%%

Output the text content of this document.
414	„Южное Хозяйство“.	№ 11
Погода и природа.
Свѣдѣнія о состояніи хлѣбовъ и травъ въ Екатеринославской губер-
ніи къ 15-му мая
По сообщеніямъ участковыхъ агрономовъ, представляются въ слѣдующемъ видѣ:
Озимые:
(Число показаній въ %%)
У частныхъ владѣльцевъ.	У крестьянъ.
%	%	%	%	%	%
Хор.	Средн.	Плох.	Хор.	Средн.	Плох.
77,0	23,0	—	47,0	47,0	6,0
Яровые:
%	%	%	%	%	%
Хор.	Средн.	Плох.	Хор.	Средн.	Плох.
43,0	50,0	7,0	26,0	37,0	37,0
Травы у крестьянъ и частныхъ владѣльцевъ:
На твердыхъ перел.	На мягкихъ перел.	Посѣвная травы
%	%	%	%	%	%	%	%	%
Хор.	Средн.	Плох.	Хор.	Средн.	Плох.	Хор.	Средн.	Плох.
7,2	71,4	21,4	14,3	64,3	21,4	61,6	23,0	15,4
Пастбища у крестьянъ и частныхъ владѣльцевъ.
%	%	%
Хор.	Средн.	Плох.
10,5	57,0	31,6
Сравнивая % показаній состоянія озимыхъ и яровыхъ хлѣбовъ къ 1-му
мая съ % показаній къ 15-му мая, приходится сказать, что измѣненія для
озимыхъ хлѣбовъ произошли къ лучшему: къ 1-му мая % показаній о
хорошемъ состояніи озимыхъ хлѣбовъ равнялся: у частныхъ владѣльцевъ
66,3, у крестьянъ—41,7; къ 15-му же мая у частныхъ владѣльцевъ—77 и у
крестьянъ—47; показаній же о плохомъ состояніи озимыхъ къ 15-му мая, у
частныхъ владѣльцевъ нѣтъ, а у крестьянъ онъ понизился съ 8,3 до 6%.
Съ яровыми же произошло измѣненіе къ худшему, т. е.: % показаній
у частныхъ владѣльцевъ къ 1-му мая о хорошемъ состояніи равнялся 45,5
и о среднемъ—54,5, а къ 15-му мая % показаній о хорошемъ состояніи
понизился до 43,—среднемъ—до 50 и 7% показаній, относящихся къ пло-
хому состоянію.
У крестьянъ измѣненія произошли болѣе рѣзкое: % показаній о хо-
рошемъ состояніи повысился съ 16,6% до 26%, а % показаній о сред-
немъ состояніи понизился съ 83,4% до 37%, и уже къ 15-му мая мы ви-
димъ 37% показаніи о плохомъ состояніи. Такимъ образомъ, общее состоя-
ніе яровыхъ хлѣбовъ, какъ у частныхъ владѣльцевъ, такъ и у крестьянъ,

%%

- OBJECTIVE -
Report all lines of the data that include the word "яровыхъ".

- ANSWER TO THIS PROBLEM -
Сравнивая % показаній состоянія озимыхъ и яровыхъ хлѣбовъ къ 1-му
ніе яровыхъ хлѣбовъ, какъ у частныхъ владѣльцевъ, такъ и у крестьянъ,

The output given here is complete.